# Task prompt
Copy out lines with the word "this" from the material that follows.

# Stored items
[START]

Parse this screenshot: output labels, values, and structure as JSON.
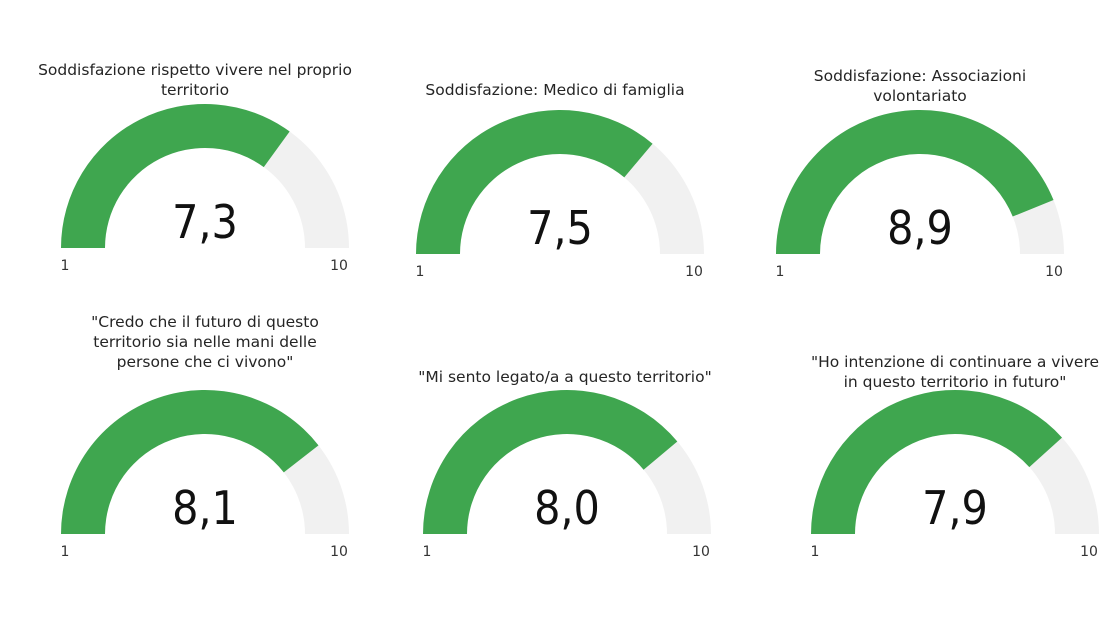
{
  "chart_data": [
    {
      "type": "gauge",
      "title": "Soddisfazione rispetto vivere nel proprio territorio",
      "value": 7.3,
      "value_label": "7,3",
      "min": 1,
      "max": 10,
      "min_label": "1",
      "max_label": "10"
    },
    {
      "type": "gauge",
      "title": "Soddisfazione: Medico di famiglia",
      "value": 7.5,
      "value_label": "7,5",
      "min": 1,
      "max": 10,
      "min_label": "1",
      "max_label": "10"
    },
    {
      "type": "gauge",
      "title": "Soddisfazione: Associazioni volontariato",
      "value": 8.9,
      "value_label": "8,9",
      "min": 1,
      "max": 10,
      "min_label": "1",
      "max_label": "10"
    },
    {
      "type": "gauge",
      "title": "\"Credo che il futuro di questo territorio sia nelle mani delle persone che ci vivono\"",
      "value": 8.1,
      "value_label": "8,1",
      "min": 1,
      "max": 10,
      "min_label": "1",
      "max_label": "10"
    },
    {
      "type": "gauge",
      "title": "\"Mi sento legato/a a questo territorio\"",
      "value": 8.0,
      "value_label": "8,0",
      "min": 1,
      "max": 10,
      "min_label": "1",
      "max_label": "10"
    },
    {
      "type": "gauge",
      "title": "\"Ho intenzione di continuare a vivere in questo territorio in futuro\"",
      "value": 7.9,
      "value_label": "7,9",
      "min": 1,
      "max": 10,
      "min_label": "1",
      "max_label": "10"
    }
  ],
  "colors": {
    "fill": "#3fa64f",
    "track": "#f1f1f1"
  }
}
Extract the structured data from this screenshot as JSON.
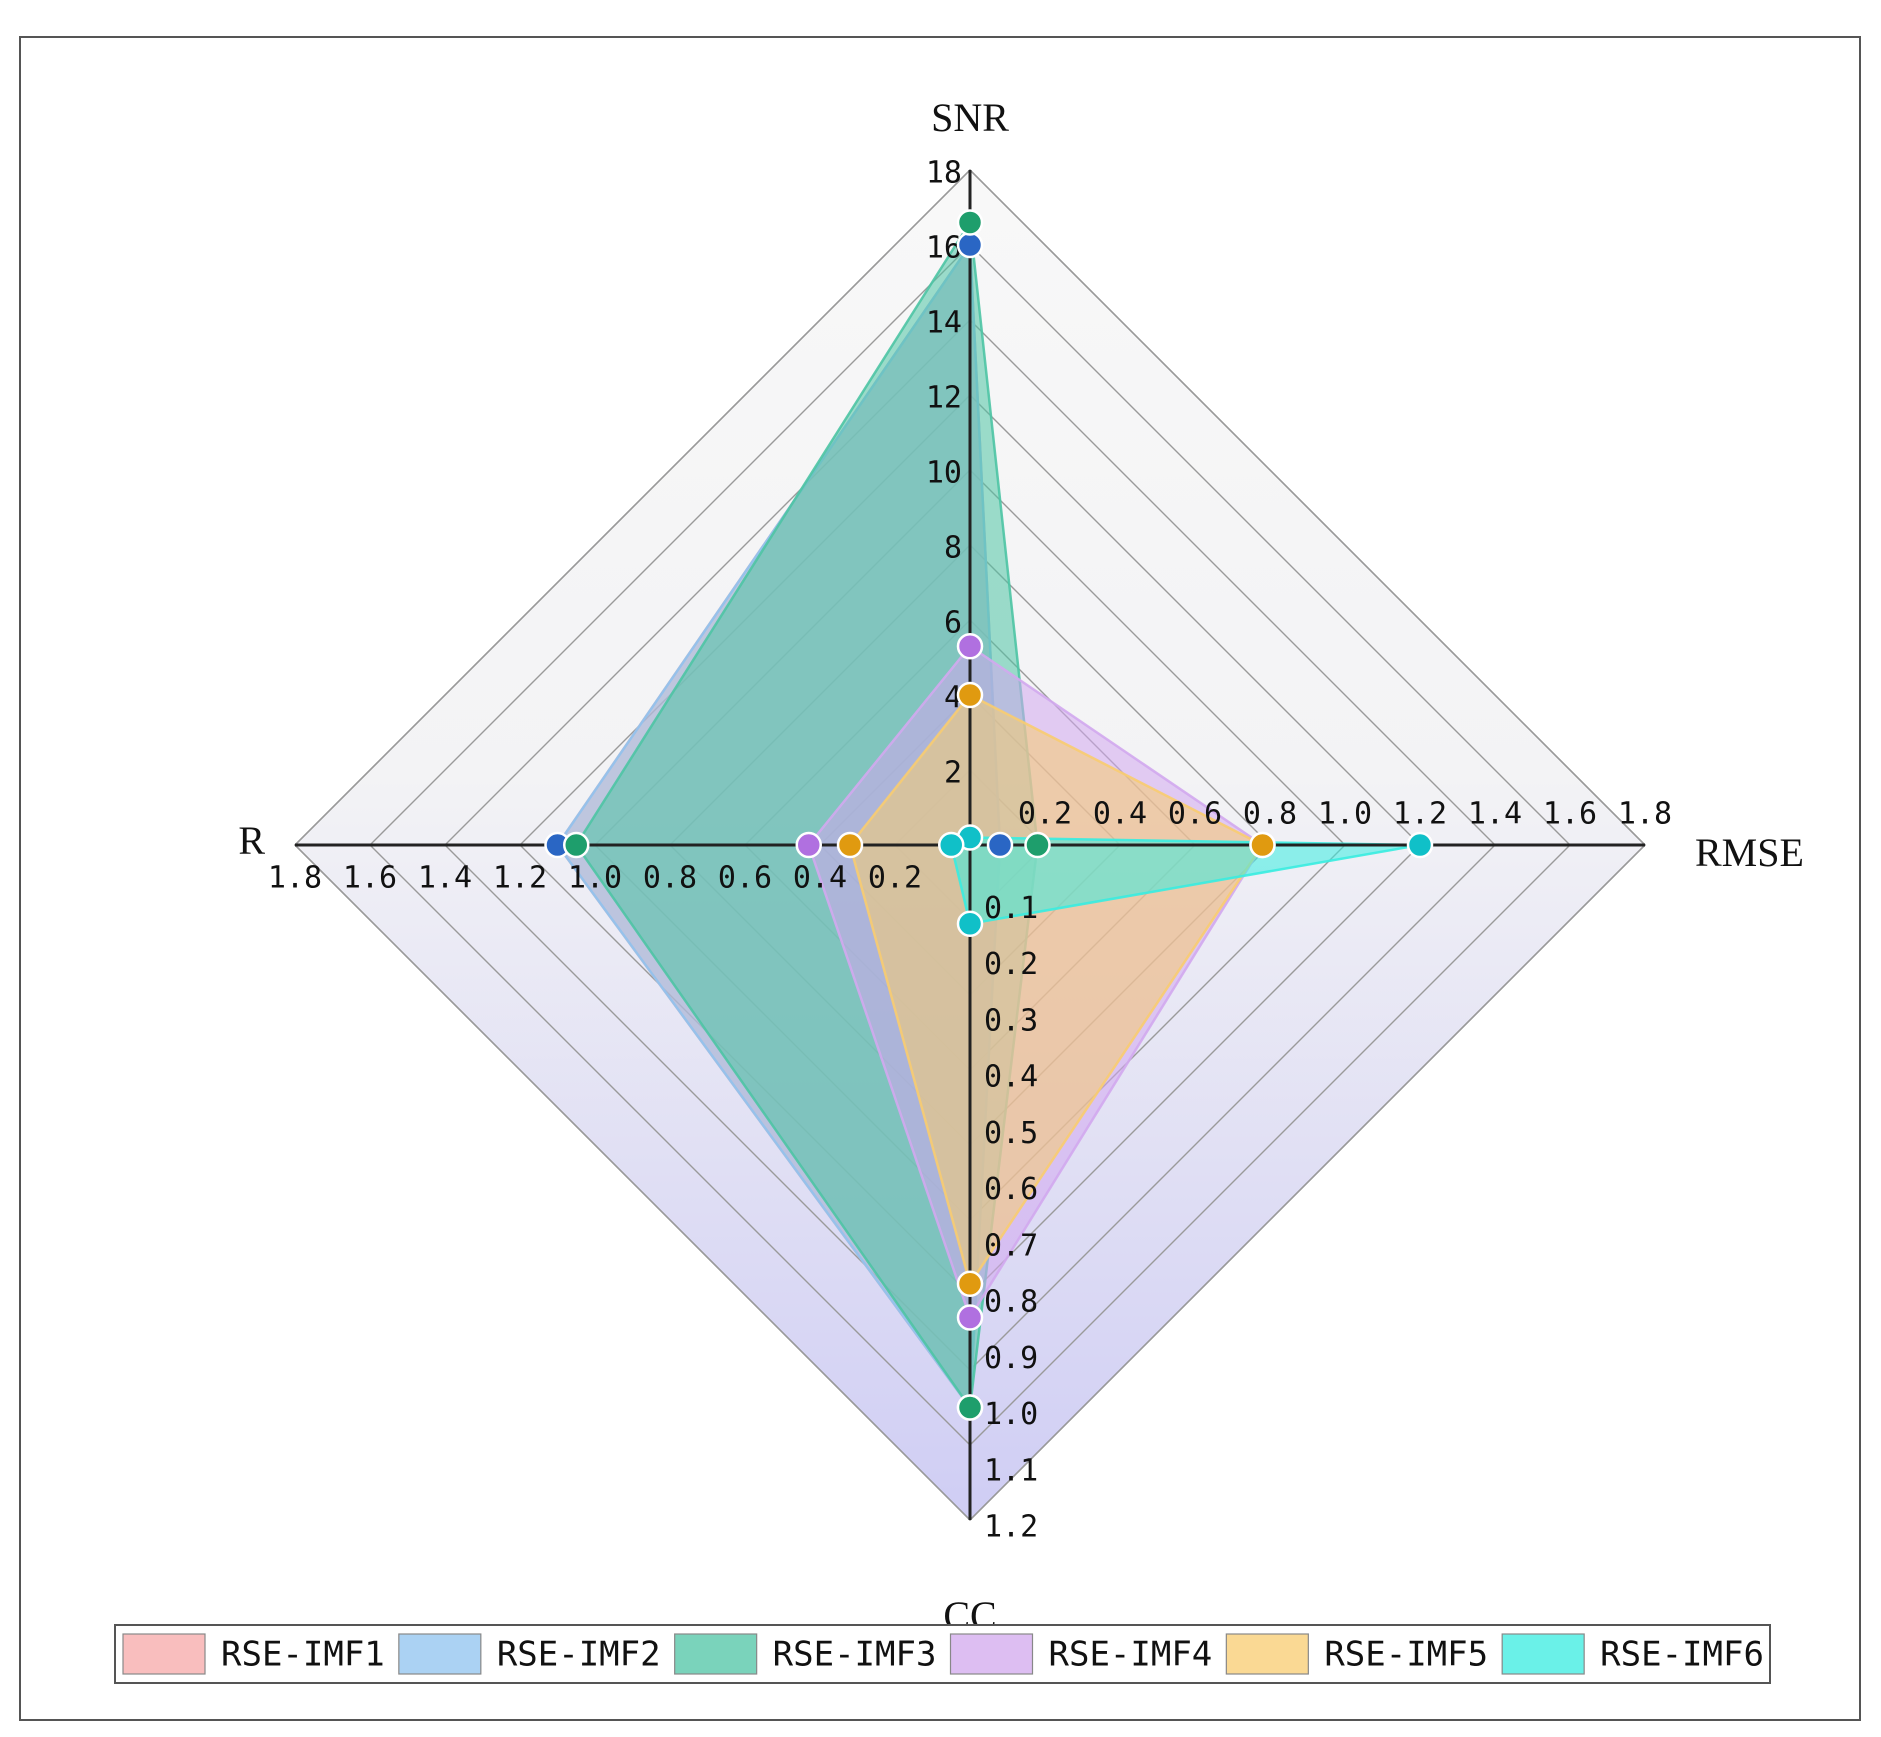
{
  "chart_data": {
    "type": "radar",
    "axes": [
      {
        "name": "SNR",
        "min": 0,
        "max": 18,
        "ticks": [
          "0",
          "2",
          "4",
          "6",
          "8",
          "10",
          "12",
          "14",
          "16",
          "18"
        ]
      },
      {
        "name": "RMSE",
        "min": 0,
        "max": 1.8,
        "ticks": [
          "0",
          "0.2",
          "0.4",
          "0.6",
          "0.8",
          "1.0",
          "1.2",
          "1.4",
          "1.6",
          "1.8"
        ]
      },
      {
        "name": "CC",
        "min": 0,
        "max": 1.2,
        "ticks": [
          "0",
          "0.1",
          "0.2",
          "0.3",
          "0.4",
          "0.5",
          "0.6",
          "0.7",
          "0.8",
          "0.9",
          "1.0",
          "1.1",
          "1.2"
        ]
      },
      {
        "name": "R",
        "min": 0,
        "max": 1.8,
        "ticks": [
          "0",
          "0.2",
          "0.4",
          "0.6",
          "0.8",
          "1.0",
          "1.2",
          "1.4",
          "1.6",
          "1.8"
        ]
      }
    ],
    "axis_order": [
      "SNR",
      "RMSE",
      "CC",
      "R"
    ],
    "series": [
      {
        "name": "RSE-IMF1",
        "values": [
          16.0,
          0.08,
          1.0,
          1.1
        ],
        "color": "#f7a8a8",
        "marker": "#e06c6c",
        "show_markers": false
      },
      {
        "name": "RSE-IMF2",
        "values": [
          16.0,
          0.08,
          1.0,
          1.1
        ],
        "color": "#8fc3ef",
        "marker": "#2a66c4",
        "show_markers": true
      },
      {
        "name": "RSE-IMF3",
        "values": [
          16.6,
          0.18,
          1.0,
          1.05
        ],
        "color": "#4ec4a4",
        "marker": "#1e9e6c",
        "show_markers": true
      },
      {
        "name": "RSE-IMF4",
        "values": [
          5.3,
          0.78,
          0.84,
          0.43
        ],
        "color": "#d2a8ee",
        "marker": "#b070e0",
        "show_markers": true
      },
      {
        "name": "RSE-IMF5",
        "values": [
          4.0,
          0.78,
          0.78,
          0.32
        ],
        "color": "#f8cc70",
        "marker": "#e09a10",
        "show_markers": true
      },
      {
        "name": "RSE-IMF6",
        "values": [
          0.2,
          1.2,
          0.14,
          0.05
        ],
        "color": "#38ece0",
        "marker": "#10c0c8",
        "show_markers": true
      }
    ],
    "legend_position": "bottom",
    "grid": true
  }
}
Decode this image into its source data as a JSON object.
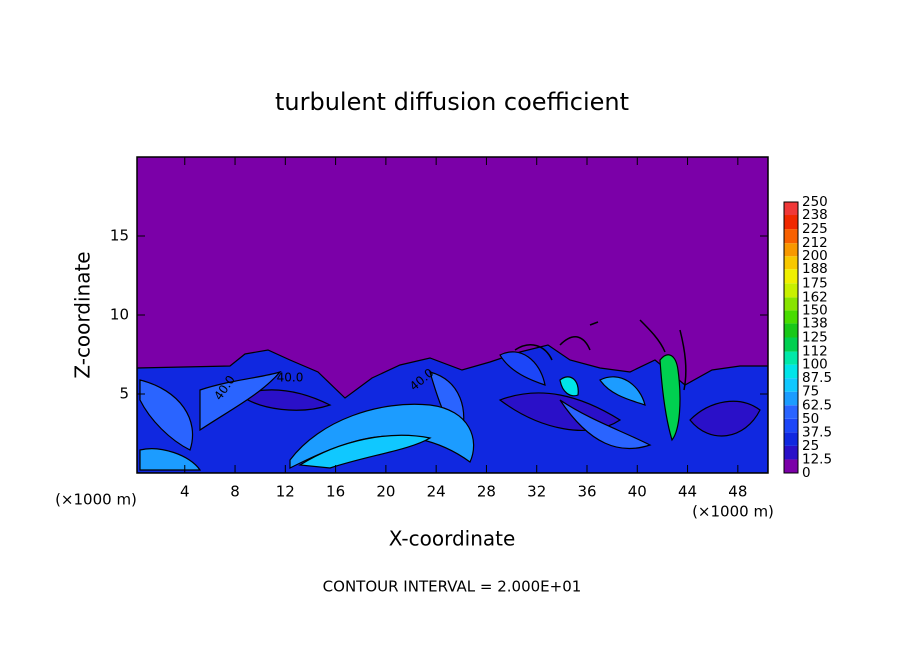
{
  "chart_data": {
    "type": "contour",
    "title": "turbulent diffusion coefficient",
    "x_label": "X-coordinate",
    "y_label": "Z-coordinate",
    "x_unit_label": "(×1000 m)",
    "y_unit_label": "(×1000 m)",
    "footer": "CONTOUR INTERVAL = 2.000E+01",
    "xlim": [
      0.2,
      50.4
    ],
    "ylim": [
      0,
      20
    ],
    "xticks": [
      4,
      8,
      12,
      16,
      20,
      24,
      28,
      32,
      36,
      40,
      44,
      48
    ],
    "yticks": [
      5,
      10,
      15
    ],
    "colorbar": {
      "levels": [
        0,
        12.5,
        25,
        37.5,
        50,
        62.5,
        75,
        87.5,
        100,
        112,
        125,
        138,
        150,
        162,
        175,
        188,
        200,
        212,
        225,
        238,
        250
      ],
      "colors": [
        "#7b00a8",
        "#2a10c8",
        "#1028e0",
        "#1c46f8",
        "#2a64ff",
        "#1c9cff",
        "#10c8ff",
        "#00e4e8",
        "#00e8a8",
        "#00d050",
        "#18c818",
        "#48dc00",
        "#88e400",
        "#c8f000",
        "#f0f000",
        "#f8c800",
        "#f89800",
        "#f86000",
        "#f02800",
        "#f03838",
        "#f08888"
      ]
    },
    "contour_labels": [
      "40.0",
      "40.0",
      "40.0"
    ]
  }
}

[END]

# Solution
Parse this screenshot: output labels, values, and structure as JSON.
Extract the structured data from this screenshot as JSON.
Decode this image into its source data as a JSON object.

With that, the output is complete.